» Written instruction: List every line in this data where the string "Finance" occurs.

» Given information:
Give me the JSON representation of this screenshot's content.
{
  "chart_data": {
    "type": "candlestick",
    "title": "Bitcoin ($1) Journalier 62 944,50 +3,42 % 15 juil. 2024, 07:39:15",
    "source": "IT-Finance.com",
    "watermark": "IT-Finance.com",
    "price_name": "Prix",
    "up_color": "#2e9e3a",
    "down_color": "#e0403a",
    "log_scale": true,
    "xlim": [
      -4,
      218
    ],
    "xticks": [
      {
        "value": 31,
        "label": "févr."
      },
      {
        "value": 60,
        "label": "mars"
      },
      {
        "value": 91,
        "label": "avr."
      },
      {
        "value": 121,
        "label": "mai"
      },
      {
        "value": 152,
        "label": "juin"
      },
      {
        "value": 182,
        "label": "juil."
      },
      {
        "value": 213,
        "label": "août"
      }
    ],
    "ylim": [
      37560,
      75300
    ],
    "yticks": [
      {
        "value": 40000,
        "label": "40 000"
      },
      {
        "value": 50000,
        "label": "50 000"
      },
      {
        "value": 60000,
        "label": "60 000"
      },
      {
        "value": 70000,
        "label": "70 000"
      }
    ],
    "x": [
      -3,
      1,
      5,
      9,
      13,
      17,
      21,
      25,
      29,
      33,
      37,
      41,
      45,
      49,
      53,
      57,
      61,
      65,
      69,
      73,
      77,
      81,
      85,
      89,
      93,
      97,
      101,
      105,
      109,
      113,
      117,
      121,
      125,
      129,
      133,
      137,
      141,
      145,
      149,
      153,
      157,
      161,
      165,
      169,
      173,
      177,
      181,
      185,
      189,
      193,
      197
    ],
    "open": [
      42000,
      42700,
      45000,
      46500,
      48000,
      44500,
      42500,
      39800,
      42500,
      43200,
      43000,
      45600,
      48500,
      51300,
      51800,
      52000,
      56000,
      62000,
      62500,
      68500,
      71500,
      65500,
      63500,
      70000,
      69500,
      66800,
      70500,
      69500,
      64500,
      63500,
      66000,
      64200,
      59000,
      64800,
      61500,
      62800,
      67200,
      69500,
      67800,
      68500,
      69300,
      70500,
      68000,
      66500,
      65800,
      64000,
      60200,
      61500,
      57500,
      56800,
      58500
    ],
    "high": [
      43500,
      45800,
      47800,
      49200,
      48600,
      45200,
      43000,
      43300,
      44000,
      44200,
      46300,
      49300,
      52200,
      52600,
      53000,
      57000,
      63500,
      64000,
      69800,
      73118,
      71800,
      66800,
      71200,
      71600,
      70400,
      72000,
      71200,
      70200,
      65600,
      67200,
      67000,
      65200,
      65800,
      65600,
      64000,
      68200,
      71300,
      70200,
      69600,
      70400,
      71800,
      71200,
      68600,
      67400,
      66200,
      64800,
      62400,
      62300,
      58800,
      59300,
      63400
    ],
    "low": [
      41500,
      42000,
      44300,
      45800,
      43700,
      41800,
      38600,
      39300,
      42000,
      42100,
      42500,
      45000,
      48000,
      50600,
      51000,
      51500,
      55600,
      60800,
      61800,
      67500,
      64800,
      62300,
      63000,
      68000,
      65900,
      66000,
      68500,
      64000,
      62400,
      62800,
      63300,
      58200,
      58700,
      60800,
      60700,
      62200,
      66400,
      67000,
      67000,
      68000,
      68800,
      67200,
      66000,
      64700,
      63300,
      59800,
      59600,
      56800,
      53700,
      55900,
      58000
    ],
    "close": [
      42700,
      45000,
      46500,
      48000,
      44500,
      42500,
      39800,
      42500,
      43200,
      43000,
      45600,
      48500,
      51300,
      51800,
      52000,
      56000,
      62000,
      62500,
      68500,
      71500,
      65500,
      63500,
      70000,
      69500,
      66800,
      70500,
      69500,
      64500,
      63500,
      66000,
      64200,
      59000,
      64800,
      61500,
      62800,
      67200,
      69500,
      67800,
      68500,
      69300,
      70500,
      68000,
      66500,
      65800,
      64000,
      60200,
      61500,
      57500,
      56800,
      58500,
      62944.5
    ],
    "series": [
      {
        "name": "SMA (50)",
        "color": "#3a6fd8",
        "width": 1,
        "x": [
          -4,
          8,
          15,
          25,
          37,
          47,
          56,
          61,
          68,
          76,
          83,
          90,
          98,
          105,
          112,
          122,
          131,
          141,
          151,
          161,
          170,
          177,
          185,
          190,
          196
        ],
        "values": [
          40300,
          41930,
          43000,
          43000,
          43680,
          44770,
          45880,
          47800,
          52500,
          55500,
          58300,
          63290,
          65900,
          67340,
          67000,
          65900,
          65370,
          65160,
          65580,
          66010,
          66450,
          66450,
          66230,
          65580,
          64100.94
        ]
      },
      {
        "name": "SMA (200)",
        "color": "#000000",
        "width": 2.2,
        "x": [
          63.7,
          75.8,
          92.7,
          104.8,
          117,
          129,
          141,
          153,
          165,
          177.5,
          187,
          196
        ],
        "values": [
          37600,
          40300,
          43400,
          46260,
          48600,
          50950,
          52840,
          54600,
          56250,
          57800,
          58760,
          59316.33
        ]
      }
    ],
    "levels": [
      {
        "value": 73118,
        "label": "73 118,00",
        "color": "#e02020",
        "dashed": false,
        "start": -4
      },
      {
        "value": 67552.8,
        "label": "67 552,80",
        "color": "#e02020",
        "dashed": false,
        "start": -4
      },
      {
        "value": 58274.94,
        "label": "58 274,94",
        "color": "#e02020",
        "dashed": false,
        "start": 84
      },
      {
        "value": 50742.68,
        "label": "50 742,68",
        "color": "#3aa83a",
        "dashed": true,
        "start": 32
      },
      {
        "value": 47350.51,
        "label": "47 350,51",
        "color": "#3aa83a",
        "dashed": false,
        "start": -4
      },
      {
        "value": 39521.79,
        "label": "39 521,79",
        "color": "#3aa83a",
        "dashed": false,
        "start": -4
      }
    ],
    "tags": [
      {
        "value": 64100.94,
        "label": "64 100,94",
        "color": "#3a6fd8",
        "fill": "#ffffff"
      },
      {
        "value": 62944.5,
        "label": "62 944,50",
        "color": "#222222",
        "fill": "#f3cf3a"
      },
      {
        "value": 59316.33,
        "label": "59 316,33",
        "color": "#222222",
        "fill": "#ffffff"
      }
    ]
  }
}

» Response to the exercise:
    "source": "IT-Finance.com",
    "watermark": "IT-Finance.com",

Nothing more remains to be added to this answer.